▸ TASK MATERIAL:
◆ ◆ ◆ ◆ ◆ ◆ ◆
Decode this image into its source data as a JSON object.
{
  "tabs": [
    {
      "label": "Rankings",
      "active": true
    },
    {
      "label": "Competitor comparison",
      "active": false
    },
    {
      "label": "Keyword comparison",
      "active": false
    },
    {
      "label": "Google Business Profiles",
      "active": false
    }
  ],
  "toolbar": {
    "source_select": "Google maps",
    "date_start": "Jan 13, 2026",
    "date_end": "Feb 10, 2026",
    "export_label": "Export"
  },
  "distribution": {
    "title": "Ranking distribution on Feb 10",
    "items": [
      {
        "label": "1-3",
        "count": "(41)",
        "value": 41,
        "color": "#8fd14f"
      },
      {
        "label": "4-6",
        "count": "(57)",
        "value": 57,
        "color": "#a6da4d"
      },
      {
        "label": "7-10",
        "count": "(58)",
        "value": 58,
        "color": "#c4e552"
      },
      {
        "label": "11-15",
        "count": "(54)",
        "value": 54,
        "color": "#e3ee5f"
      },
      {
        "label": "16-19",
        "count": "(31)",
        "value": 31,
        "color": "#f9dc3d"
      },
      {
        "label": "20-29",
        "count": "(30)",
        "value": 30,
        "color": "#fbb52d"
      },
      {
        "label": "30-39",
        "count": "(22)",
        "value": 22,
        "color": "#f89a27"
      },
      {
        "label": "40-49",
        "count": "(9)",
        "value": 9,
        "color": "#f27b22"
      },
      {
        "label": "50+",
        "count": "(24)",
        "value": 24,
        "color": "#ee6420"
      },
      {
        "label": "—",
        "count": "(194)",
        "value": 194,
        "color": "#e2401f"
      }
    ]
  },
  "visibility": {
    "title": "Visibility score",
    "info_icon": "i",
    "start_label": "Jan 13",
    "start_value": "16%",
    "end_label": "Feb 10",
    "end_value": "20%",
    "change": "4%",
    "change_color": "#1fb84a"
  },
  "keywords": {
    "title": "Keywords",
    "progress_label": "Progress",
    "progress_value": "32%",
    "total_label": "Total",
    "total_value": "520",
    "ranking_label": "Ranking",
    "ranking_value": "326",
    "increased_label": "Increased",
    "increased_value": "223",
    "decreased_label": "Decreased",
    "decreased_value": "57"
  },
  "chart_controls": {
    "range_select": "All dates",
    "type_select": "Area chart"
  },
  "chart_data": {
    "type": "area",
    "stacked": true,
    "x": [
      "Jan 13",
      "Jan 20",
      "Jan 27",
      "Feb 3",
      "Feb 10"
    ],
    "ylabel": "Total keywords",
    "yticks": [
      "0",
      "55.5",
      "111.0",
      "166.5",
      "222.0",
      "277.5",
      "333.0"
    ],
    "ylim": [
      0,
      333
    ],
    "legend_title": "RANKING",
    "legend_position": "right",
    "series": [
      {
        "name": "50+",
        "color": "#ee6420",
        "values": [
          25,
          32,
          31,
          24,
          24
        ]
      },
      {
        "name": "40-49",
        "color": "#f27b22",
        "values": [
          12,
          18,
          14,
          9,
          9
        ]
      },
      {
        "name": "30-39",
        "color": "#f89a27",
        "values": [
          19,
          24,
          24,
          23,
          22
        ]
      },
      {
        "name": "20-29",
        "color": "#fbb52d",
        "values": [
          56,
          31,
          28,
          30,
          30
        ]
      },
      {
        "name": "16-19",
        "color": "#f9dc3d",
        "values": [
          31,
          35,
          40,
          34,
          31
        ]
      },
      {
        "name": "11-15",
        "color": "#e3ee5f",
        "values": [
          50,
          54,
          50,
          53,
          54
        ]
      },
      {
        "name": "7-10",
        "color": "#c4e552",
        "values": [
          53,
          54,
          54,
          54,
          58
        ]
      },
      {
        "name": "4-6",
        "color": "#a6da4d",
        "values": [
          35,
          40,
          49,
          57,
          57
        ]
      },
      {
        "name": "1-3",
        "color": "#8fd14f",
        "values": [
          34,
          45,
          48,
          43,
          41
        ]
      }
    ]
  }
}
◆ ◆ ◆ ◆ ◆ ◆ ◆
▸ OBJECTIVE: All entries must be repeated verbatim.

▸ THE RESPONSE:
Decode this image into its source data as a JSON object.
{
  "tabs": [
    {
      "label": "Rankings",
      "active": true
    },
    {
      "label": "Competitor comparison",
      "active": false
    },
    {
      "label": "Keyword comparison",
      "active": false
    },
    {
      "label": "Google Business Profiles",
      "active": false
    }
  ],
  "toolbar": {
    "source_select": "Google maps",
    "date_start": "Jan 13, 2026",
    "date_end": "Feb 10, 2026",
    "export_label": "Export"
  },
  "distribution": {
    "title": "Ranking distribution on Feb 10",
    "items": [
      {
        "label": "1-3",
        "count": "(41)",
        "value": 41,
        "color": "#8fd14f"
      },
      {
        "label": "4-6",
        "count": "(57)",
        "value": 57,
        "color": "#a6da4d"
      },
      {
        "label": "7-10",
        "count": "(58)",
        "value": 58,
        "color": "#c4e552"
      },
      {
        "label": "11-15",
        "count": "(54)",
        "value": 54,
        "color": "#e3ee5f"
      },
      {
        "label": "16-19",
        "count": "(31)",
        "value": 31,
        "color": "#f9dc3d"
      },
      {
        "label": "20-29",
        "count": "(30)",
        "value": 30,
        "color": "#fbb52d"
      },
      {
        "label": "30-39",
        "count": "(22)",
        "value": 22,
        "color": "#f89a27"
      },
      {
        "label": "40-49",
        "count": "(9)",
        "value": 9,
        "color": "#f27b22"
      },
      {
        "label": "50+",
        "count": "(24)",
        "value": 24,
        "color": "#ee6420"
      },
      {
        "label": "—",
        "count": "(194)",
        "value": 194,
        "color": "#e2401f"
      }
    ]
  },
  "visibility": {
    "title": "Visibility score",
    "info_icon": "i",
    "start_label": "Jan 13",
    "start_value": "16%",
    "end_label": "Feb 10",
    "end_value": "20%",
    "change": "4%",
    "change_color": "#1fb84a"
  },
  "keywords": {
    "title": "Keywords",
    "progress_label": "Progress",
    "progress_value": "32%",
    "total_label": "Total",
    "total_value": "520",
    "ranking_label": "Ranking",
    "ranking_value": "326",
    "increased_label": "Increased",
    "increased_value": "223",
    "decreased_label": "Decreased",
    "decreased_value": "57"
  },
  "chart_controls": {
    "range_select": "All dates",
    "type_select": "Area chart"
  },
  "chart_data": {
    "type": "area",
    "stacked": true,
    "x": [
      "Jan 13",
      "Jan 20",
      "Jan 27",
      "Feb 3",
      "Feb 10"
    ],
    "ylabel": "Total keywords",
    "yticks": [
      "0",
      "55.5",
      "111.0",
      "166.5",
      "222.0",
      "277.5",
      "333.0"
    ],
    "ylim": [
      0,
      333
    ],
    "legend_title": "RANKING",
    "legend_position": "right",
    "series": [
      {
        "name": "50+",
        "color": "#ee6420",
        "values": [
          25,
          32,
          31,
          24,
          24
        ]
      },
      {
        "name": "40-49",
        "color": "#f27b22",
        "values": [
          12,
          18,
          14,
          9,
          9
        ]
      },
      {
        "name": "30-39",
        "color": "#f89a27",
        "values": [
          19,
          24,
          24,
          23,
          22
        ]
      },
      {
        "name": "20-29",
        "color": "#fbb52d",
        "values": [
          56,
          31,
          28,
          30,
          30
        ]
      },
      {
        "name": "16-19",
        "color": "#f9dc3d",
        "values": [
          31,
          35,
          40,
          34,
          31
        ]
      },
      {
        "name": "11-15",
        "color": "#e3ee5f",
        "values": [
          50,
          54,
          50,
          53,
          54
        ]
      },
      {
        "name": "7-10",
        "color": "#c4e552",
        "values": [
          53,
          54,
          54,
          54,
          58
        ]
      },
      {
        "name": "4-6",
        "color": "#a6da4d",
        "values": [
          35,
          40,
          49,
          57,
          57
        ]
      },
      {
        "name": "1-3",
        "color": "#8fd14f",
        "values": [
          34,
          45,
          48,
          43,
          41
        ]
      }
    ]
  }
}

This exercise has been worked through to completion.